### PROVIDED RECORDS
★ ★ ★

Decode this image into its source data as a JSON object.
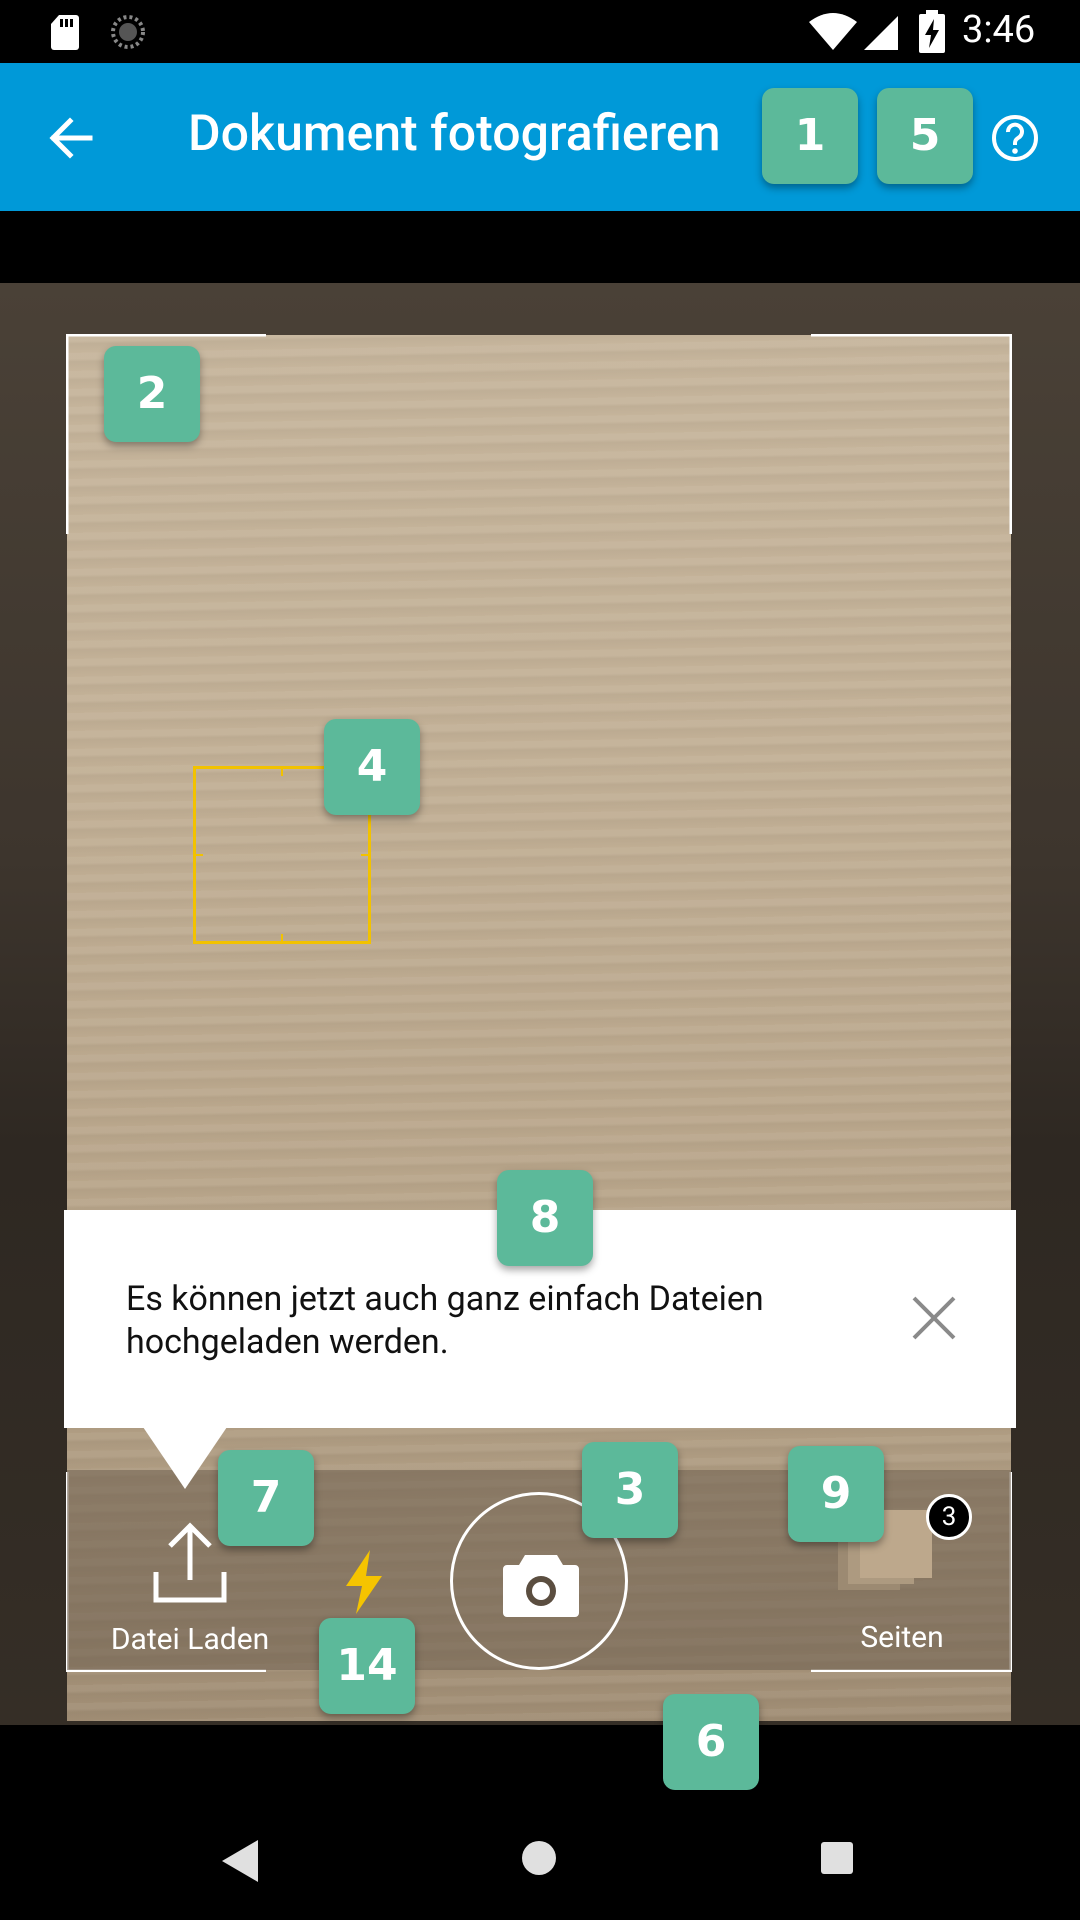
{
  "status_bar": {
    "time": "3:46"
  },
  "app_bar": {
    "title": "Dokument fotografieren"
  },
  "tooltip": {
    "text": "Es können jetzt auch ganz einfach Dateien hochgeladen werden."
  },
  "toolbar": {
    "upload_label": "Datei Laden",
    "pages_label": "Seiten",
    "pages_count": "3"
  },
  "badges": {
    "b1": "1",
    "b2": "2",
    "b3": "3",
    "b4": "4",
    "b5": "5",
    "b6": "6",
    "b7": "7",
    "b8": "8",
    "b9": "9",
    "b14": "14"
  },
  "colors": {
    "app_bar": "#0099d8",
    "badge": "#5cb99a",
    "focus": "#f2c200",
    "flash": "#f5c400"
  },
  "icons": [
    "sd-card-icon",
    "sync-icon",
    "wifi-icon",
    "signal-icon",
    "battery-charging-icon",
    "back-arrow-icon",
    "help-icon",
    "upload-icon",
    "flash-icon",
    "camera-icon",
    "close-icon",
    "nav-back-icon",
    "nav-home-icon",
    "nav-recents-icon"
  ]
}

★ ★ ★

### GIVEN EXERCISE
Each line of the material must be retyped exactly, except that images are omitted.

### CORRECT ANSWER
Decode this image into its source data as a JSON object.
{
  "status_bar": {
    "time": "3:46"
  },
  "app_bar": {
    "title": "Dokument fotografieren"
  },
  "tooltip": {
    "text": "Es können jetzt auch ganz einfach Dateien hochgeladen werden."
  },
  "toolbar": {
    "upload_label": "Datei Laden",
    "pages_label": "Seiten",
    "pages_count": "3"
  },
  "badges": {
    "b1": "1",
    "b2": "2",
    "b3": "3",
    "b4": "4",
    "b5": "5",
    "b6": "6",
    "b7": "7",
    "b8": "8",
    "b9": "9",
    "b14": "14"
  },
  "colors": {
    "app_bar": "#0099d8",
    "badge": "#5cb99a",
    "focus": "#f2c200",
    "flash": "#f5c400"
  },
  "icons": [
    "sd-card-icon",
    "sync-icon",
    "wifi-icon",
    "signal-icon",
    "battery-charging-icon",
    "back-arrow-icon",
    "help-icon",
    "upload-icon",
    "flash-icon",
    "camera-icon",
    "close-icon",
    "nav-back-icon",
    "nav-home-icon",
    "nav-recents-icon"
  ]
}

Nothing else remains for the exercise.